• [Stored records]:
'''

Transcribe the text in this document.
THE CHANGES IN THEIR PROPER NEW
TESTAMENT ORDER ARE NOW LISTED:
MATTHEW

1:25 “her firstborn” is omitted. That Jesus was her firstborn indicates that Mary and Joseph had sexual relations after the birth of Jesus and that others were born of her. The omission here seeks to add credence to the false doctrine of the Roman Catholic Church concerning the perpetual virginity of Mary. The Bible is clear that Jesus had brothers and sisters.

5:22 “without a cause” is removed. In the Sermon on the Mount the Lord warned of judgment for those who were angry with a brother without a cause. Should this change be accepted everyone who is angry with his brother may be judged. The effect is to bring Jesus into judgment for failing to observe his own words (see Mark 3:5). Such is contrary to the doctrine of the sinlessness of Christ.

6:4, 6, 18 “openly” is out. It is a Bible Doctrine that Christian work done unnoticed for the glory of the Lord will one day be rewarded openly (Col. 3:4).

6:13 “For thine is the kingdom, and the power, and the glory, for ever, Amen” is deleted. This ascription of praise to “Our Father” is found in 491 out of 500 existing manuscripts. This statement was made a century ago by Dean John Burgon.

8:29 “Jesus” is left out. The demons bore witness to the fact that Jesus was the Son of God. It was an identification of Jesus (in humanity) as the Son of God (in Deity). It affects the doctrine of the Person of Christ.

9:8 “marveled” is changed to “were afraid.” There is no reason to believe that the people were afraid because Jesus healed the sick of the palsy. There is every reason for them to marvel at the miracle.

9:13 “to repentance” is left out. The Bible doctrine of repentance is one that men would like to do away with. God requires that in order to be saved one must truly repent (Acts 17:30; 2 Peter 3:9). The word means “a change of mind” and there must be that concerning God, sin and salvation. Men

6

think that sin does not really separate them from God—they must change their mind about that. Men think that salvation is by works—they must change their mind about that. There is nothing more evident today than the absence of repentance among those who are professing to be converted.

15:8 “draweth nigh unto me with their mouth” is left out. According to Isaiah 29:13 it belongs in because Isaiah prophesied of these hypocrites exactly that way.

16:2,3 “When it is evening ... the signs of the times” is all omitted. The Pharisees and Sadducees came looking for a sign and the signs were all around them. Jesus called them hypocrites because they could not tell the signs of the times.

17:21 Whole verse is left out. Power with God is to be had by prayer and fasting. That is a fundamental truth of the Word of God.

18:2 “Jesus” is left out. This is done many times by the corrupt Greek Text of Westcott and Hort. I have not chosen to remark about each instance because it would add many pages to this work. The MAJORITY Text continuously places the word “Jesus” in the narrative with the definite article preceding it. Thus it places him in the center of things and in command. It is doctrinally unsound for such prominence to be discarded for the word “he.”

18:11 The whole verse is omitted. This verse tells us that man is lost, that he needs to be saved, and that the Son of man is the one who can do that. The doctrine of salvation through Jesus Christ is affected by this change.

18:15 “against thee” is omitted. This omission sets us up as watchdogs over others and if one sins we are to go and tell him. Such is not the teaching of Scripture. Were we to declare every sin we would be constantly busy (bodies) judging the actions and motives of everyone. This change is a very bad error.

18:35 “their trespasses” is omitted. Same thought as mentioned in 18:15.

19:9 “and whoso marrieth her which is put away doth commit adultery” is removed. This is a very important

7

'''

• [Description of the task]: Every record should be given again exactly.

• [Task result]:
Transcribe the text in this document.
THE CHANGES IN THEIR PROPER NEW
TESTAMENT ORDER ARE NOW LISTED:
MATTHEW

1:25 “her firstborn” is omitted. That Jesus was her firstborn indicates that Mary and Joseph had sexual relations after the birth of Jesus and that others were born of her. The omission here seeks to add credence to the false doctrine of the Roman Catholic Church concerning the perpetual virginity of Mary. The Bible is clear that Jesus had brothers and sisters.

5:22 “without a cause” is removed. In the Sermon on the Mount the Lord warned of judgment for those who were angry with a brother without a cause. Should this change be accepted everyone who is angry with his brother may be judged. The effect is to bring Jesus into judgment for failing to observe his own words (see Mark 3:5). Such is contrary to the doctrine of the sinlessness of Christ.

6:4, 6, 18 “openly” is out. It is a Bible Doctrine that Christian work done unnoticed for the glory of the Lord will one day be rewarded openly (Col. 3:4).

6:13 “For thine is the kingdom, and the power, and the glory, for ever, Amen” is deleted. This ascription of praise to “Our Father” is found in 491 out of 500 existing manuscripts. This statement was made a century ago by Dean John Burgon.

8:29 “Jesus” is left out. The demons bore witness to the fact that Jesus was the Son of God. It was an identification of Jesus (in humanity) as the Son of God (in Deity). It affects the doctrine of the Person of Christ.

9:8 “marveled” is changed to “were afraid.” There is no reason to believe that the people were afraid because Jesus healed the sick of the palsy. There is every reason for them to marvel at the miracle.

9:13 “to repentance” is left out. The Bible doctrine of repentance is one that men would like to do away with. God requires that in order to be saved one must truly repent (Acts 17:30; 2 Peter 3:9). The word means “a change of mind” and there must be that concerning God, sin and salvation. Men

6

think that sin does not really separate them from God—they must change their mind about that. Men think that salvation is by works—they must change their mind about that. There is nothing more evident today than the absence of repentance among those who are professing to be converted.

15:8 “draweth nigh unto me with their mouth” is left out. According to Isaiah 29:13 it belongs in because Isaiah prophesied of these hypocrites exactly that way.

16:2,3 “When it is evening ... the signs of the times” is all omitted. The Pharisees and Sadducees came looking for a sign and the signs were all around them. Jesus called them hypocrites because they could not tell the signs of the times.

17:21 Whole verse is left out. Power with God is to be had by prayer and fasting. That is a fundamental truth of the Word of God.

18:2 “Jesus” is left out. This is done many times by the corrupt Greek Text of Westcott and Hort. I have not chosen to remark about each instance because it would add many pages to this work. The MAJORITY Text continuously places the word “Jesus” in the narrative with the definite article preceding it. Thus it places him in the center of things and in command. It is doctrinally unsound for such prominence to be discarded for the word “he.”

18:11 The whole verse is omitted. This verse tells us that man is lost, that he needs to be saved, and that the Son of man is the one who can do that. The doctrine of salvation through Jesus Christ is affected by this change.

18:15 “against thee” is omitted. This omission sets us up as watchdogs over others and if one sins we are to go and tell him. Such is not the teaching of Scripture. Were we to declare every sin we would be constantly busy (bodies) judging the actions and motives of everyone. This change is a very bad error.

18:35 “their trespasses” is omitted. Same thought as mentioned in 18:15.

19:9 “and whoso marrieth her which is put away doth commit adultery” is removed. This is a very important

7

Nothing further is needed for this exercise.